[Items from a data source]
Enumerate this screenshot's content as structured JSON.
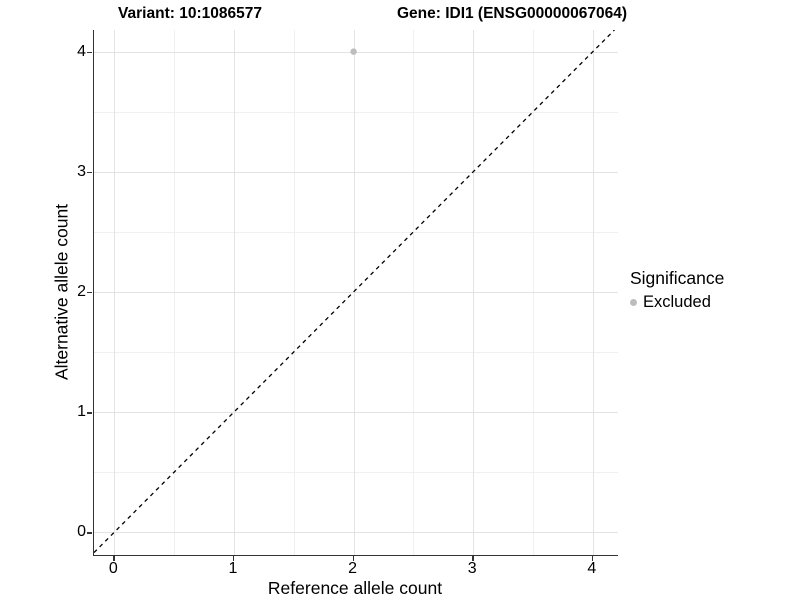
{
  "chart_data": {
    "type": "scatter",
    "title_left": "Variant: 10:1086577",
    "title_right": "Gene: IDI1 (ENSG00000067064)",
    "xlabel": "Reference allele count",
    "ylabel": "Alternative allele count",
    "xlim": [
      -0.17,
      4.21
    ],
    "ylim": [
      -0.19,
      4.18
    ],
    "x_ticks": [
      0,
      1,
      2,
      3,
      4
    ],
    "y_ticks": [
      0,
      1,
      2,
      3,
      4
    ],
    "x_minor": [
      0.5,
      1.5,
      2.5,
      3.5
    ],
    "y_minor": [
      0.5,
      1.5,
      2.5,
      3.5
    ],
    "grid": true,
    "points": [
      {
        "x": 2,
        "y": 4,
        "series": "Excluded"
      }
    ],
    "reference_line": {
      "type": "identity",
      "style": "dashed",
      "color": "#000000"
    },
    "legend": {
      "title": "Significance",
      "position": "right",
      "entries": [
        {
          "label": "Excluded",
          "color": "#bdbdbd"
        }
      ]
    },
    "colors": {
      "background": "#ffffff",
      "grid_major": "#e3e3e3",
      "grid_minor": "#f0f0f0",
      "axis_line": "#333333",
      "point": "#bdbdbd",
      "text": "#000000"
    }
  }
}
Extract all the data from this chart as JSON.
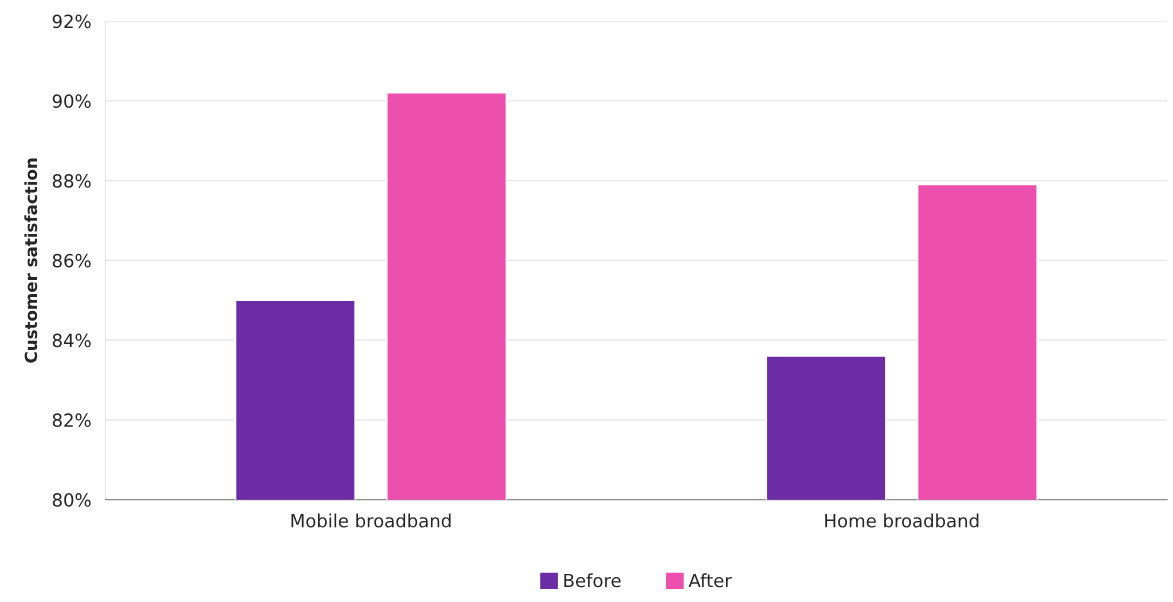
{
  "chart_data": {
    "type": "bar",
    "ylabel": "Customer satisfaction",
    "categories": [
      "Mobile broadband",
      "Home broadband"
    ],
    "series": [
      {
        "name": "Before",
        "color": "#6b2ca5",
        "values": [
          85.0,
          83.6
        ]
      },
      {
        "name": "After",
        "color": "#ec4fac",
        "values": [
          90.2,
          87.9
        ]
      }
    ],
    "ylim": [
      80,
      92
    ],
    "yticks": [
      {
        "value": 80,
        "label": "80%"
      },
      {
        "value": 82,
        "label": "82%"
      },
      {
        "value": 84,
        "label": "84%"
      },
      {
        "value": 86,
        "label": "86%"
      },
      {
        "value": 88,
        "label": "88%"
      },
      {
        "value": 90,
        "label": "90%"
      },
      {
        "value": 92,
        "label": "92%"
      }
    ],
    "grid": "y",
    "legend": "bottom"
  }
}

» Written problem:
Locate the word "ylabel" in the records above, and return each line that has it.

» Answer for the task:
    "ylabel": "Alternative allele count",
    "ylabel": "Customer satisfaction",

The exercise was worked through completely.